_YOUR TASK:_
Copy out the lines that include the word "JSON".

[Stored entries]
--------------------

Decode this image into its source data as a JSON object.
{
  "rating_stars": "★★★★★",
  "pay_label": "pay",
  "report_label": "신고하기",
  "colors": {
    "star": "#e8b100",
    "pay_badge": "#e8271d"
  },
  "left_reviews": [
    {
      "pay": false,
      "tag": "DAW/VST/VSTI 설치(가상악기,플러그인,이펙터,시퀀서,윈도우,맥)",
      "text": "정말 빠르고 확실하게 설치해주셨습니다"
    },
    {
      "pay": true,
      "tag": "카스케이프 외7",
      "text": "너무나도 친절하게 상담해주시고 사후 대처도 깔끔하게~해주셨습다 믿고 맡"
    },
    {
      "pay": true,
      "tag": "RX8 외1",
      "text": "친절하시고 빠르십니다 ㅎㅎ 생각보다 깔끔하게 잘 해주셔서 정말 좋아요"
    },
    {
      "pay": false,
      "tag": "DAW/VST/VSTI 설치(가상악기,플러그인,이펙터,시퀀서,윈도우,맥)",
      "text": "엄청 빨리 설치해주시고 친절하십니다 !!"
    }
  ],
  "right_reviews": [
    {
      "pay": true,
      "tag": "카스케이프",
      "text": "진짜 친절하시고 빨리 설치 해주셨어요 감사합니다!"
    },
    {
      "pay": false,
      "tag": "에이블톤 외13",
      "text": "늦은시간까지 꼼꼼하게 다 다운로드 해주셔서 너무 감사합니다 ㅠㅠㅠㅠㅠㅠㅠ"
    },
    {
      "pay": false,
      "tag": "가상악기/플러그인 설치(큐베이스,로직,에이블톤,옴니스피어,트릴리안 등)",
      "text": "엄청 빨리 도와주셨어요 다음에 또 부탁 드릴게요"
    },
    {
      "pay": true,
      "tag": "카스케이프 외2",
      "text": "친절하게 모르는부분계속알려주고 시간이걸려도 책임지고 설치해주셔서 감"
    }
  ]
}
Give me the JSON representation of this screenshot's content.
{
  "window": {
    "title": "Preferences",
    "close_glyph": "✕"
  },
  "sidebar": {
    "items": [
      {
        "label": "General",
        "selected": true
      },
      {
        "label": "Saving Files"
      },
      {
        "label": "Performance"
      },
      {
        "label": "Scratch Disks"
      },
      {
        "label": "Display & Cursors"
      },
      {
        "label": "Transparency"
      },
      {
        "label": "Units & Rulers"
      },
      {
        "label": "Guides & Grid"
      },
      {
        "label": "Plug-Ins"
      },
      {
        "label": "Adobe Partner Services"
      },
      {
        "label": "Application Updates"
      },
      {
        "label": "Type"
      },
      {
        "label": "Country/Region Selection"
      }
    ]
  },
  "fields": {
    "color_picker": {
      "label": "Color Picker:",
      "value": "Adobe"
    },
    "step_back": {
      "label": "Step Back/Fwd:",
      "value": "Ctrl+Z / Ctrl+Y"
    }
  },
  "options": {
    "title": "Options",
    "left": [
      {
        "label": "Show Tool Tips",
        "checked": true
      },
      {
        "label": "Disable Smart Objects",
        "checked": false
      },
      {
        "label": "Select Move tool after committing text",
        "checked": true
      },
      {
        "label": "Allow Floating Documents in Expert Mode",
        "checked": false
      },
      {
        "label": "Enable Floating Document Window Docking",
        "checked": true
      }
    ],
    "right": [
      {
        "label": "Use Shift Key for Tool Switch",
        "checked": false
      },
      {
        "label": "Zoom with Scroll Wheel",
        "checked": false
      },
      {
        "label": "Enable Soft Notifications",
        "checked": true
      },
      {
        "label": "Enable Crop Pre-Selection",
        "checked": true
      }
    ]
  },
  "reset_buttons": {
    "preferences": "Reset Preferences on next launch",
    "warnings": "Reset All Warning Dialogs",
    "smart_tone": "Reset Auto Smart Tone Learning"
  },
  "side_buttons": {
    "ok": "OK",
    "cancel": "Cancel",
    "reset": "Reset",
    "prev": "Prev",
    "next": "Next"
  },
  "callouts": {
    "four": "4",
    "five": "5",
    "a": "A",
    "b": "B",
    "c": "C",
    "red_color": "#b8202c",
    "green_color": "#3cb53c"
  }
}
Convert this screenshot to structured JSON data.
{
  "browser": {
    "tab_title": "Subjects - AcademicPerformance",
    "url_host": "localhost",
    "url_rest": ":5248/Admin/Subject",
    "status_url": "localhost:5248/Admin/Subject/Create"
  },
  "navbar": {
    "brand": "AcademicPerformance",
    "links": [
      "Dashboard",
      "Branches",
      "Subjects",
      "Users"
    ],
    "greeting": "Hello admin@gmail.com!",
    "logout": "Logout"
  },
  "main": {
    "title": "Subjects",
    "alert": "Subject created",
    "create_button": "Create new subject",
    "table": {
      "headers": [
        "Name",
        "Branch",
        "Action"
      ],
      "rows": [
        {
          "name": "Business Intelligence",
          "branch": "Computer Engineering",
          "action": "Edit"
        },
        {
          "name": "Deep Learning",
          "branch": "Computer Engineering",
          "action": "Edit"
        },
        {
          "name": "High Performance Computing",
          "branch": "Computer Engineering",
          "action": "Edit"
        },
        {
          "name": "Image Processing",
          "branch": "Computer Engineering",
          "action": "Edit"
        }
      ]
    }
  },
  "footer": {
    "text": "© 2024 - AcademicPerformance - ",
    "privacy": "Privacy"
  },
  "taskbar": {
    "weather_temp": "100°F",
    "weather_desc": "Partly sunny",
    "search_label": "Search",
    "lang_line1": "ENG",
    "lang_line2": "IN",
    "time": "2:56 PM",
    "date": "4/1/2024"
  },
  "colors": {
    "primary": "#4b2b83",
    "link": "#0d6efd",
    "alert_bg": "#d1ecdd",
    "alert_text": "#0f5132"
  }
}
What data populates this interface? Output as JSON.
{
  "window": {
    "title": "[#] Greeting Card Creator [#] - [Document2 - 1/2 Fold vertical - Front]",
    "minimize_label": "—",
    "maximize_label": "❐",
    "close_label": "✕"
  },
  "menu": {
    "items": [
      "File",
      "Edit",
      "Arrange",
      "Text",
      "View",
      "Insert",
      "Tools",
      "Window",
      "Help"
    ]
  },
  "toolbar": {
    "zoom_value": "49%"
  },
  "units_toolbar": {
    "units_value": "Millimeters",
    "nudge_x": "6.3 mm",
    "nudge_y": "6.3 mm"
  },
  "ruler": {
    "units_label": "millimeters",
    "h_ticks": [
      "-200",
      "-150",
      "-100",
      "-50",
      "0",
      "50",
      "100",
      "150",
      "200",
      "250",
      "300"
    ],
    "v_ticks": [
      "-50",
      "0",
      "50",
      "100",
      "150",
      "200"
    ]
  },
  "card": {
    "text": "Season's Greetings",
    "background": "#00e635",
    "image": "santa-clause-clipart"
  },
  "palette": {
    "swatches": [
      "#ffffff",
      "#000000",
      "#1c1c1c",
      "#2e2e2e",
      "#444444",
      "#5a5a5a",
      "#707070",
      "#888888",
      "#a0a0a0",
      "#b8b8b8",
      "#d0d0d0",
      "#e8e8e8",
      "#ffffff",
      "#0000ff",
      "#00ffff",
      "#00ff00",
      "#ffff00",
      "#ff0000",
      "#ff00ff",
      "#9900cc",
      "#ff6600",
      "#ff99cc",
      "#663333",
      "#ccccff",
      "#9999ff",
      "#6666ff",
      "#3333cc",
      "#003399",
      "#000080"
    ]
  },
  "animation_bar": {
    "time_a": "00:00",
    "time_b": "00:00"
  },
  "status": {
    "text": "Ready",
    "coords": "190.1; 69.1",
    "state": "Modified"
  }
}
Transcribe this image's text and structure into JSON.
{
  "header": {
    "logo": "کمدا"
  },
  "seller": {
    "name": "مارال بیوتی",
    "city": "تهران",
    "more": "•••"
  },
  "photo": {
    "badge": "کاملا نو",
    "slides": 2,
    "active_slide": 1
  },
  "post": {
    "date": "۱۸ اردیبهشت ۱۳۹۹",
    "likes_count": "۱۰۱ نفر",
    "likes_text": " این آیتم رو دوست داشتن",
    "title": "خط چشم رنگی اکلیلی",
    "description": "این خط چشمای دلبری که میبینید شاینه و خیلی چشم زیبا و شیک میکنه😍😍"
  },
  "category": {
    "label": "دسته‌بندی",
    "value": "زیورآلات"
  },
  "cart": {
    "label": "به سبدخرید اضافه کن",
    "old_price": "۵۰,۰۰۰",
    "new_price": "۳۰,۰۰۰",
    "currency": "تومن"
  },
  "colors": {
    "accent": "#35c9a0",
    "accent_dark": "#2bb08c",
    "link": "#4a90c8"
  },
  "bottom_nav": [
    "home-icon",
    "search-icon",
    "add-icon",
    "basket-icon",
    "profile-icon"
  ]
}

--------------------

_OUTPUT OF THE EXERCISE:_
Decode this image into its source data as a JSON object.
Give me the JSON representation of this screenshot's content.
Convert this screenshot to structured JSON data.
What data populates this interface? Output as JSON.
Transcribe this image's text and structure into JSON.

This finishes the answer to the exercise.